── Provided data ──

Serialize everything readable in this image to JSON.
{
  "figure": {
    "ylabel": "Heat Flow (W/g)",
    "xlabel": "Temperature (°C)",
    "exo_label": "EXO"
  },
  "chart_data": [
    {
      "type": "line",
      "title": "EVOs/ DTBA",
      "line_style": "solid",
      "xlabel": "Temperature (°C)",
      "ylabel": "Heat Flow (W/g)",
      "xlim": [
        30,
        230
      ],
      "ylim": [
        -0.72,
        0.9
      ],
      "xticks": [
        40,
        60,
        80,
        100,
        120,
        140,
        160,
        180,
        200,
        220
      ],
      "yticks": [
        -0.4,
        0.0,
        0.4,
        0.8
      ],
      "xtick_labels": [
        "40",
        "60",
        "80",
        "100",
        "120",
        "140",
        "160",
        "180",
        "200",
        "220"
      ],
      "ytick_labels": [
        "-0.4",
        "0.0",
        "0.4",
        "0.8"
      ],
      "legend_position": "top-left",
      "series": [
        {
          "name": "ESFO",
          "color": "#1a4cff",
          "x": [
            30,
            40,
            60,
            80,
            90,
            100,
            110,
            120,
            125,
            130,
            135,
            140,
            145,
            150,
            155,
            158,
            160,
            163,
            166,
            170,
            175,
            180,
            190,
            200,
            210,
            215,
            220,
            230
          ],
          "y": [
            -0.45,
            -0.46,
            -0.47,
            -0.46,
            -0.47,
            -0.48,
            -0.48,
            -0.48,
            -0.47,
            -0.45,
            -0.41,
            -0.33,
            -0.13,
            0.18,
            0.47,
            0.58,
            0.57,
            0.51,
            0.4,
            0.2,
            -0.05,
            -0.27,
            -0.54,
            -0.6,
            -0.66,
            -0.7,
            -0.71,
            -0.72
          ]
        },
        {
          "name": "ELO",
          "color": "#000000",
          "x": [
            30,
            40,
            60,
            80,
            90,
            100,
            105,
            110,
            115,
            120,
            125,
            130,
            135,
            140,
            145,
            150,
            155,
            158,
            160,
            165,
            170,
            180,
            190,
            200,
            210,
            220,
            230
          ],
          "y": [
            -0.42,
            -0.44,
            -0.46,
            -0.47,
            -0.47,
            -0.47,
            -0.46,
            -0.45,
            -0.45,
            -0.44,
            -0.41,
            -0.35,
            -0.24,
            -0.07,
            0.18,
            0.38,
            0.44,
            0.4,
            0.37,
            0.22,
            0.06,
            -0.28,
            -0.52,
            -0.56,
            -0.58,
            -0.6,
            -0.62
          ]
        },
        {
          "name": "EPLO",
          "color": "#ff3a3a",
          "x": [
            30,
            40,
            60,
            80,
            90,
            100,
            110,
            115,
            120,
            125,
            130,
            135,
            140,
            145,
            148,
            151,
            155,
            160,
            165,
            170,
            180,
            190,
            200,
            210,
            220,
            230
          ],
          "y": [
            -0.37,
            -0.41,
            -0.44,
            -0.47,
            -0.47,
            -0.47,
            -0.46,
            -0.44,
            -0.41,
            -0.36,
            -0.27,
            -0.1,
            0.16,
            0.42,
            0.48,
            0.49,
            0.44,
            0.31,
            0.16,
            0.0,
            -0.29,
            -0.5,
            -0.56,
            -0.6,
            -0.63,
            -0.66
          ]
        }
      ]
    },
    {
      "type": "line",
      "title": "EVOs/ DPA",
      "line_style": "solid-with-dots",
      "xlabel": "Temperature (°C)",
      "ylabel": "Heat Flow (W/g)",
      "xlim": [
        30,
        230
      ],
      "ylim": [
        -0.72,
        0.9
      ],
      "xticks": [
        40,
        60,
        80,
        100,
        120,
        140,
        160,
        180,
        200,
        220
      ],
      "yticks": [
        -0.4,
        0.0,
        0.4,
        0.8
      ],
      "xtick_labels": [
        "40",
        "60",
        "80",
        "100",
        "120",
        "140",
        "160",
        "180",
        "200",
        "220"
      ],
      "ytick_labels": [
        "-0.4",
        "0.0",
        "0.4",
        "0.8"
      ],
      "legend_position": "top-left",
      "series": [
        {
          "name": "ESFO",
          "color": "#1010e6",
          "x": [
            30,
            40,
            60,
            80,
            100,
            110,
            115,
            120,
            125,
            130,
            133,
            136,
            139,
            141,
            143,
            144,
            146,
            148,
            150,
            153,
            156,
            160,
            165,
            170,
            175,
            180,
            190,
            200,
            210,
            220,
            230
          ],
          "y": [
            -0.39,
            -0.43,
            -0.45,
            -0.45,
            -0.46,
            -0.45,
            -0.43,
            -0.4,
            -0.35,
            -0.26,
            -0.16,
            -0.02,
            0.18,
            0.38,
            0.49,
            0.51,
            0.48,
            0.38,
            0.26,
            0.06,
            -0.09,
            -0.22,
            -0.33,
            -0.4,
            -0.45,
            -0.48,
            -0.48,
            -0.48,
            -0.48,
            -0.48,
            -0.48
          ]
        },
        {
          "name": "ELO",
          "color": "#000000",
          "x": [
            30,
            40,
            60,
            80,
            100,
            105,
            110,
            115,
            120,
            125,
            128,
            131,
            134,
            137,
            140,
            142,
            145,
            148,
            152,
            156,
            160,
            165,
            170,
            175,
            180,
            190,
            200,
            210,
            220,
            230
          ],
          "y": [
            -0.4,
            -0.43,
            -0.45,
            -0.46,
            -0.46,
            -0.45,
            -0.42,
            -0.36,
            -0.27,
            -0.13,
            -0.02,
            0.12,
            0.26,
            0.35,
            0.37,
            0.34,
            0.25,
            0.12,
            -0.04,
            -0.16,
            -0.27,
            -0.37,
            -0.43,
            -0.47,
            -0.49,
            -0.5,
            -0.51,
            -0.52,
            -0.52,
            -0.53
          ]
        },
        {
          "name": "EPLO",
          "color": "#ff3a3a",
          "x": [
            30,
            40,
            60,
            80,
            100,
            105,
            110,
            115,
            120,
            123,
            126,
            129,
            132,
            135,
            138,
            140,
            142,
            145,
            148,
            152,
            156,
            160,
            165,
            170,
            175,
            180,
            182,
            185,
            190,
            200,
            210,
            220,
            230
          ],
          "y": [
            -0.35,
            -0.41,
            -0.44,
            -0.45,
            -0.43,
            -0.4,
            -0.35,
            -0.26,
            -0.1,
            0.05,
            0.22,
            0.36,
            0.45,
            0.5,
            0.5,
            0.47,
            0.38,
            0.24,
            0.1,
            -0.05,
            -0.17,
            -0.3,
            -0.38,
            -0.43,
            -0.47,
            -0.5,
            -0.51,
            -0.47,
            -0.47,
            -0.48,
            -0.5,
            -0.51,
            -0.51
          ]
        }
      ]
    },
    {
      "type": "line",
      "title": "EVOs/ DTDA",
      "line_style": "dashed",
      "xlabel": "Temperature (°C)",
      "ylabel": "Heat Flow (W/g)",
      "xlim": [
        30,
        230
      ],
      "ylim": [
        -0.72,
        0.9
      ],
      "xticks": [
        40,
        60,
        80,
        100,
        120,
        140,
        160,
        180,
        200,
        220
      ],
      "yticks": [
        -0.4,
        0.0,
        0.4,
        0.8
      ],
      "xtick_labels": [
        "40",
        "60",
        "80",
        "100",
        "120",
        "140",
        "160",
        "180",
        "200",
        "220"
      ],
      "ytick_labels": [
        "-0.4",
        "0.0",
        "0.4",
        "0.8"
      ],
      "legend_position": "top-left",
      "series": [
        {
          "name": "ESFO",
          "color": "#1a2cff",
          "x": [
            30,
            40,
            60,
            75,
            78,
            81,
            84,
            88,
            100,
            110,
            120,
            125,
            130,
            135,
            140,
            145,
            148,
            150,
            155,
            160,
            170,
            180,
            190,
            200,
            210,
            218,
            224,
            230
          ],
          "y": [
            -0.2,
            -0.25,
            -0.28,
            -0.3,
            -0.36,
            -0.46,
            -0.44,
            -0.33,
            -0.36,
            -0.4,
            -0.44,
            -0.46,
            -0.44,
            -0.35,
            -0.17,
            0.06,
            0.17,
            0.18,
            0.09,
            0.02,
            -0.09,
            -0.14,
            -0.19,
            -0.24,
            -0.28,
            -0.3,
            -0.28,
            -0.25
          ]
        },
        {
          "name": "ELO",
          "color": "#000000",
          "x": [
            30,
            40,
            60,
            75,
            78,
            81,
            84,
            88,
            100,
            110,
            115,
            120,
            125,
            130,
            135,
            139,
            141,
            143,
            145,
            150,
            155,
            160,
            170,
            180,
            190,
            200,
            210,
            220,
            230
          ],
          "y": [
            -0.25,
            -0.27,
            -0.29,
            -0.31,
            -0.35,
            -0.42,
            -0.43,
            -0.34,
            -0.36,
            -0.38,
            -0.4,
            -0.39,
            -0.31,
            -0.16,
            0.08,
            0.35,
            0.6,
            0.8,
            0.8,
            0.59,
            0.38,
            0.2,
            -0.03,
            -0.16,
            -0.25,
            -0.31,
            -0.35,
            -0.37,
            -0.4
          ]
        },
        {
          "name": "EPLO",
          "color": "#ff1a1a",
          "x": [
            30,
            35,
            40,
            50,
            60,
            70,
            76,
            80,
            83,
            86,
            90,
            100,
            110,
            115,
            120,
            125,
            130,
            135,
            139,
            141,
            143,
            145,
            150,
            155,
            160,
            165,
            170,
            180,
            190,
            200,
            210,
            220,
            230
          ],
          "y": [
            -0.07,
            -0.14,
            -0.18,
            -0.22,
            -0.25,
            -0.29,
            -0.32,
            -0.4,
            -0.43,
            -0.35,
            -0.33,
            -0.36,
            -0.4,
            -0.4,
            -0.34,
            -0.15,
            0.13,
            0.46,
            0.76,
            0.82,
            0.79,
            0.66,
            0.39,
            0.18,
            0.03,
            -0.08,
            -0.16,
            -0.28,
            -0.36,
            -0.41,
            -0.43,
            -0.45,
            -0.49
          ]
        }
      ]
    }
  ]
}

───

Identify each line containing the string "solid" and copy it out.

      "line_style": "solid",
      "line_style": "solid-with-dots",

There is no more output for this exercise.